Layout coordinate data
☆ ☆ ☆ ☆ ☆ ☆ ☆

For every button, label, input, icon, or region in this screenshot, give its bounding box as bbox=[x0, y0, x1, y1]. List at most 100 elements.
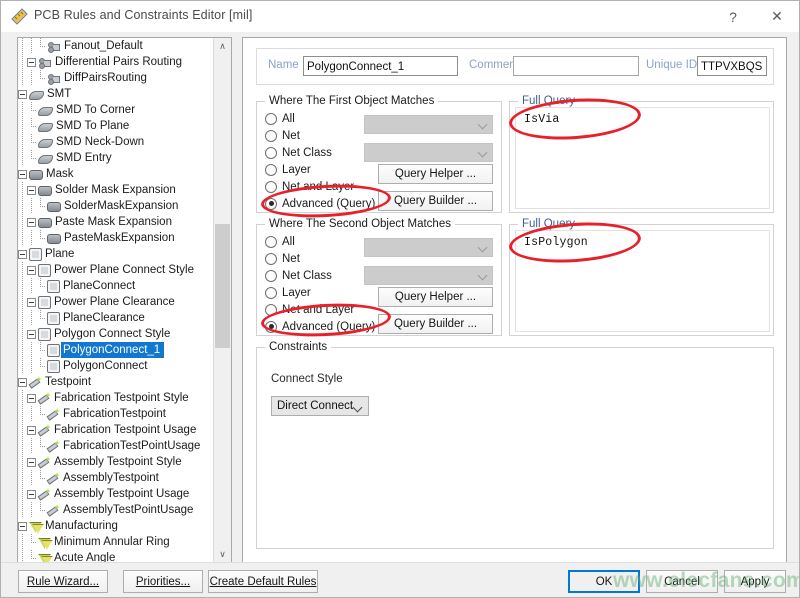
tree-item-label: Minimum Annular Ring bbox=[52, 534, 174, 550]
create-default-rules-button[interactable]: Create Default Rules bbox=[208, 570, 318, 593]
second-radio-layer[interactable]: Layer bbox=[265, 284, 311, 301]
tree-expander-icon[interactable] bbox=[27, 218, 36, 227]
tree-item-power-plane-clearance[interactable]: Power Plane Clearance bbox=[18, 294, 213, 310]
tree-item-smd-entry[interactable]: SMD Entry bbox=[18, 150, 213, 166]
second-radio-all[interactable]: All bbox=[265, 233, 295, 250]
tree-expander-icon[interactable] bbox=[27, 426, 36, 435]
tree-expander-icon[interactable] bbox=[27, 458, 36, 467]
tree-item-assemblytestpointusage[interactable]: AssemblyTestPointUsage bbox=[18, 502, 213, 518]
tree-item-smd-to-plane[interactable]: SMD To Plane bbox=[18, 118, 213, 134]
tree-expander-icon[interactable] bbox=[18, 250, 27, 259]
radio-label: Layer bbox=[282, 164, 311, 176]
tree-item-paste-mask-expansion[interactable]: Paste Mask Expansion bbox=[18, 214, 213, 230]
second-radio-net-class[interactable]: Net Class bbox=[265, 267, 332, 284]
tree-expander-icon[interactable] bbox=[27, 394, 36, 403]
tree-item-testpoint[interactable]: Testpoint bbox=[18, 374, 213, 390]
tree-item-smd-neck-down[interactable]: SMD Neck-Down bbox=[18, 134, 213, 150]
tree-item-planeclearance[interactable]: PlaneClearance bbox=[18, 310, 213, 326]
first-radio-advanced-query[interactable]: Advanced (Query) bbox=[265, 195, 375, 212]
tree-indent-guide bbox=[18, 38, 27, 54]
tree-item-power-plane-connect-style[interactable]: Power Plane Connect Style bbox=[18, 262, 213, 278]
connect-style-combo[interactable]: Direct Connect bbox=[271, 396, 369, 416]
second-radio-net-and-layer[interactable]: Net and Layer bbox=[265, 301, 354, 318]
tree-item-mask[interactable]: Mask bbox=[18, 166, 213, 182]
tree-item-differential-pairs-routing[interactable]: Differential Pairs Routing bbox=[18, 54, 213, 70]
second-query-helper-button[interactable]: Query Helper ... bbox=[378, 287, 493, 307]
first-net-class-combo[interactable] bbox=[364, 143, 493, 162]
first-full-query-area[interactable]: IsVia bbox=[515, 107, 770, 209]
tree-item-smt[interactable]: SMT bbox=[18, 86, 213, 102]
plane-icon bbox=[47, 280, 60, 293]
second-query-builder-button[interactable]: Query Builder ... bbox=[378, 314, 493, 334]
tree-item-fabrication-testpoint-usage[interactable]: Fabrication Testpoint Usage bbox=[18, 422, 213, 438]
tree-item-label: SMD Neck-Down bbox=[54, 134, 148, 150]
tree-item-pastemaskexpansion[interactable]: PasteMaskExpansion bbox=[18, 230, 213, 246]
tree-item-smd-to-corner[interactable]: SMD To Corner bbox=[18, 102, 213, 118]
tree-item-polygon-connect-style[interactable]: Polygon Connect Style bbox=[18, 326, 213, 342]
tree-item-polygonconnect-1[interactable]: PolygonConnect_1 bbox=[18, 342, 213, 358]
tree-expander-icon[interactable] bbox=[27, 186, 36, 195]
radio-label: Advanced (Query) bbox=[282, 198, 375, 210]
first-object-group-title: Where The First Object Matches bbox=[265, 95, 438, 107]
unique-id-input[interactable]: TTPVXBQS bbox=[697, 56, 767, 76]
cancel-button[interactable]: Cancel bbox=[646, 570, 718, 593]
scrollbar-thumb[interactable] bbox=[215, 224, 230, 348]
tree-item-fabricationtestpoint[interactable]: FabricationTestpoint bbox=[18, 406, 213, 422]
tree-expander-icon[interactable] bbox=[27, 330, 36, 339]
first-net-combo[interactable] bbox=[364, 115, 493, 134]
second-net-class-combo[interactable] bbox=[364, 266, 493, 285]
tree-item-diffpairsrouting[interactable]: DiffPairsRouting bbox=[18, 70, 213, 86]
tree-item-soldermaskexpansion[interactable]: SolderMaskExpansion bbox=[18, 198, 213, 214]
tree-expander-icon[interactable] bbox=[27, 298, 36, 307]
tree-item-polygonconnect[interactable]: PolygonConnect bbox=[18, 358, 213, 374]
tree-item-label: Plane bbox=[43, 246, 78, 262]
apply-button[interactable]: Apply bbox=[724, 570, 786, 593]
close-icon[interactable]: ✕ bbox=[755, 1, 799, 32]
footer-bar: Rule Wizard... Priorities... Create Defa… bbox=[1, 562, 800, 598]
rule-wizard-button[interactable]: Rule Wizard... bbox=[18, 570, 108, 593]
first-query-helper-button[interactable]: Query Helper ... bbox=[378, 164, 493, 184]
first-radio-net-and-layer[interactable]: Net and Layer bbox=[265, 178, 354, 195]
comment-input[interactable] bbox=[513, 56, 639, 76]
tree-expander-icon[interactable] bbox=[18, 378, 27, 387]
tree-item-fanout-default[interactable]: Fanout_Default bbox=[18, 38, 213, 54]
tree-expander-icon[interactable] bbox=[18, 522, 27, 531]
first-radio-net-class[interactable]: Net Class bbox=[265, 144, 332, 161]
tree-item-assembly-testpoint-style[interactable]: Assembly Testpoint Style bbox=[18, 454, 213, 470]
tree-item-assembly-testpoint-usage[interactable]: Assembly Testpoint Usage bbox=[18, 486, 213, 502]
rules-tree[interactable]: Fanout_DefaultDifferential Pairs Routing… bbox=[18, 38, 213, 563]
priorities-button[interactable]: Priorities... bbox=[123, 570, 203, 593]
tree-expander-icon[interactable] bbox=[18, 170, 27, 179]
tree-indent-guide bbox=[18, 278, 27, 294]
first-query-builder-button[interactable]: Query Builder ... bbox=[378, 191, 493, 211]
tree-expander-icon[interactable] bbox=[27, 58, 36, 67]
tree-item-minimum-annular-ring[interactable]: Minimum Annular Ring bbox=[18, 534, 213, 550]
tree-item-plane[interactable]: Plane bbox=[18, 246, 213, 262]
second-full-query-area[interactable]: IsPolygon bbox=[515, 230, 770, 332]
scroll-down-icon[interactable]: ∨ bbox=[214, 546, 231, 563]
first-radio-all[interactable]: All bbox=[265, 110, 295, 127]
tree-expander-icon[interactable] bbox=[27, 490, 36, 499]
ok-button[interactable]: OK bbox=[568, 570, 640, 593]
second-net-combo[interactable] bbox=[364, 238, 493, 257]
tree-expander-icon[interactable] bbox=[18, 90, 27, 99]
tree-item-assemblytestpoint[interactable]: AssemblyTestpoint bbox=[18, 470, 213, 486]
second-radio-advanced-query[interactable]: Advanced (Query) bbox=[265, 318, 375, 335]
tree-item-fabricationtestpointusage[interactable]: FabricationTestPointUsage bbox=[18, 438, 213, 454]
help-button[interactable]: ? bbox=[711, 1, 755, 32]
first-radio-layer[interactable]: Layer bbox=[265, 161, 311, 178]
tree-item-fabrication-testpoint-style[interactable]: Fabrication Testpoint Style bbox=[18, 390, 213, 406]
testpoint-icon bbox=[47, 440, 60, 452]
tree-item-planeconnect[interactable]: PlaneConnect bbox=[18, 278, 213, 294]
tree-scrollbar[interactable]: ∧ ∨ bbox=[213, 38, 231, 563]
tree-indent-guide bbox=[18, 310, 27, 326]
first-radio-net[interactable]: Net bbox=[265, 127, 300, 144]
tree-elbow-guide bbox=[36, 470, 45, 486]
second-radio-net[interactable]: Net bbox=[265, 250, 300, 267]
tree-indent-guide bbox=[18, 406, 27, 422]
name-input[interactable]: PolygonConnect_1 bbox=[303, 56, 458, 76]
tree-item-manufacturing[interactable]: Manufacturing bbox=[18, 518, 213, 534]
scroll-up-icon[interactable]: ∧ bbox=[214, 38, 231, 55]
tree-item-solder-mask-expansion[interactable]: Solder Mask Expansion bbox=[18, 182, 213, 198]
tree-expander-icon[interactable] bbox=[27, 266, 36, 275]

☆ ☆ ☆ ☆ ☆ ☆ ☆

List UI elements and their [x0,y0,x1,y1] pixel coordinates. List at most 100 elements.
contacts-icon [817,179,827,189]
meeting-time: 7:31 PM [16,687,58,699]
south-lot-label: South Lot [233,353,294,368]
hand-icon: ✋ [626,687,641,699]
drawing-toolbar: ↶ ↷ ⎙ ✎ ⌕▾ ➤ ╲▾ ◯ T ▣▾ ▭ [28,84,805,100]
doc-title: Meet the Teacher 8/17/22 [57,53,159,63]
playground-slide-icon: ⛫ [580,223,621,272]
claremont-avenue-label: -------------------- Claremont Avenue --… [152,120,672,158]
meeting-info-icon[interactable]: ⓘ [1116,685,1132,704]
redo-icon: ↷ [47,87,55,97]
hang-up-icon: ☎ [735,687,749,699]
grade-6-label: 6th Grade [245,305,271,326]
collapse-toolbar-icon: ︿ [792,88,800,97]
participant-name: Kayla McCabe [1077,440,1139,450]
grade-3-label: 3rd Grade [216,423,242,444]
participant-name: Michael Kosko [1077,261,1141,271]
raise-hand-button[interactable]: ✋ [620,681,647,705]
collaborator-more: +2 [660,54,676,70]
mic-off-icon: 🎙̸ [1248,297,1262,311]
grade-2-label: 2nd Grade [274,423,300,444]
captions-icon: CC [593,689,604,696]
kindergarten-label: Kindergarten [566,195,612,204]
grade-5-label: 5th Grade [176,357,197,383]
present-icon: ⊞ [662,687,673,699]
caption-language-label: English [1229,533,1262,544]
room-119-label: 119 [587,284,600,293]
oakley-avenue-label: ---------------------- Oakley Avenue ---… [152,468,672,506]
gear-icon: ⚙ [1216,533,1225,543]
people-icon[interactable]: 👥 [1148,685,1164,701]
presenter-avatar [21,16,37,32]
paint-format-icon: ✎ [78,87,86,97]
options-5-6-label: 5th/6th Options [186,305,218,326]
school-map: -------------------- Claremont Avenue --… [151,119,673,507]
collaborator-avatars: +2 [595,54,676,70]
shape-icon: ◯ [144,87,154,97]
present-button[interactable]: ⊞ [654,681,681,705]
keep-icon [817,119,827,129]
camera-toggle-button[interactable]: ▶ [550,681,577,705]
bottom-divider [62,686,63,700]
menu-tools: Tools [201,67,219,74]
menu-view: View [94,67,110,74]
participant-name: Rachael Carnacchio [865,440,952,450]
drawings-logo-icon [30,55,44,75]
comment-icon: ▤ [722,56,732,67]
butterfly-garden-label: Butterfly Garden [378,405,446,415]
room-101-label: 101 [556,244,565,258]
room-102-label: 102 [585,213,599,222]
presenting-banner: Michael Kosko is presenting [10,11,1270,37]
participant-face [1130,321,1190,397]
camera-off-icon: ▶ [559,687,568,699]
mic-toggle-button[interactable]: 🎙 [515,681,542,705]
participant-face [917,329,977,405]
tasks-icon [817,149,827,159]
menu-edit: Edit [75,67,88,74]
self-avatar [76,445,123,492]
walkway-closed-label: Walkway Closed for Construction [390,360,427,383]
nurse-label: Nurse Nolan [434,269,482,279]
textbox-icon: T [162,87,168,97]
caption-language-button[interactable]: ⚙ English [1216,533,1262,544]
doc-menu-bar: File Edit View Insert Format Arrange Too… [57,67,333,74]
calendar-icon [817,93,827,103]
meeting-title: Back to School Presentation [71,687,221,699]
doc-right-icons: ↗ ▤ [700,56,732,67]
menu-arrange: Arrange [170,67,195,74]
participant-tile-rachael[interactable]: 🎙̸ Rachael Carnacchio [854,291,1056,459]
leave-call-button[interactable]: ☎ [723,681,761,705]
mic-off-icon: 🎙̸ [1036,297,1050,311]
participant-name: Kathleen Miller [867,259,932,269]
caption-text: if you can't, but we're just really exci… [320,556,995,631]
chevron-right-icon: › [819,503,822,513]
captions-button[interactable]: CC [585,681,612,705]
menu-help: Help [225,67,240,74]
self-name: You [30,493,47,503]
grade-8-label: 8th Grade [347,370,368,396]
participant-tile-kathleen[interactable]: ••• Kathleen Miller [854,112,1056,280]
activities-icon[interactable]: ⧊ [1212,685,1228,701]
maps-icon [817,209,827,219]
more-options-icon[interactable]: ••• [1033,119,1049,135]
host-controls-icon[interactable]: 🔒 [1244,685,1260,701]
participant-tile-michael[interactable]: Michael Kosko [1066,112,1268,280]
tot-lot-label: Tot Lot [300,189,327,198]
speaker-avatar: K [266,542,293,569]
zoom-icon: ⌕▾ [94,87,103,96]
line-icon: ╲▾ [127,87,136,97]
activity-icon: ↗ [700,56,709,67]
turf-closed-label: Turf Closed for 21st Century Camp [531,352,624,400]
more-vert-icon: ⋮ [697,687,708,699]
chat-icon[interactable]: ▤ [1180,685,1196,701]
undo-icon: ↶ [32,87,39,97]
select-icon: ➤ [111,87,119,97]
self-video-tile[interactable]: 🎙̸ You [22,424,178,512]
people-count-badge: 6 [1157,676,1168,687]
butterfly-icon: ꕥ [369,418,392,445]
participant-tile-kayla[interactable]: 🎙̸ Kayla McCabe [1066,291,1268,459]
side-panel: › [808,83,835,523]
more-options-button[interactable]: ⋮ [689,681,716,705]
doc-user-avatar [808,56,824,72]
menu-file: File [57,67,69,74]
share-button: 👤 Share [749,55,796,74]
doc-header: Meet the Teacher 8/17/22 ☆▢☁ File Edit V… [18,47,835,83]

☆ ☆ ☆ ☆ ☆ ☆ ☆

The exercise:
Rewrite the part of the listing that opens with the line containing "tree-item-label: Minimum Annular" and closes with the line containing "connect-style-combo[interactable]: Direct Connect". Put "Annular Width" in place of "Annular Ring" and keep everything else the same.

Right answer:
tree-item-label: Minimum Annular Width bbox=[52, 534, 174, 550]
create-default-rules-button[interactable]: Create Default Rules bbox=[208, 570, 318, 593]
second-radio-layer[interactable]: Layer bbox=[265, 284, 311, 301]
tree-expander-icon[interactable] bbox=[27, 218, 36, 227]
tree-item-power-plane-clearance[interactable]: Power Plane Clearance bbox=[18, 294, 213, 310]
tree-item-smd-entry[interactable]: SMD Entry bbox=[18, 150, 213, 166]
second-radio-all[interactable]: All bbox=[265, 233, 295, 250]
tree-expander-icon[interactable] bbox=[27, 426, 36, 435]
tree-expander-icon[interactable] bbox=[27, 458, 36, 467]
tree-item-assemblytestpointusage[interactable]: AssemblyTestPointUsage bbox=[18, 502, 213, 518]
tree-item-smd-to-plane[interactable]: SMD To Plane bbox=[18, 118, 213, 134]
tree-expander-icon[interactable] bbox=[18, 250, 27, 259]
radio-label: Layer bbox=[282, 164, 311, 176]
tree-item-paste-mask-expansion[interactable]: Paste Mask Expansion bbox=[18, 214, 213, 230]
second-radio-net-class[interactable]: Net Class bbox=[265, 267, 332, 284]
tree-expander-icon[interactable] bbox=[27, 394, 36, 403]
tree-item-testpoint[interactable]: Testpoint bbox=[18, 374, 213, 390]
tree-item-smd-neck-down[interactable]: SMD Neck-Down bbox=[18, 134, 213, 150]
tree-item-planeclearance[interactable]: PlaneClearance bbox=[18, 310, 213, 326]
first-radio-advanced-query[interactable]: Advanced (Query) bbox=[265, 195, 375, 212]
tree-indent-guide bbox=[18, 38, 27, 54]
tree-item-power-plane-connect-style[interactable]: Power Plane Connect Style bbox=[18, 262, 213, 278]
connect-style-combo[interactable]: Direct Connect bbox=[271, 396, 369, 416]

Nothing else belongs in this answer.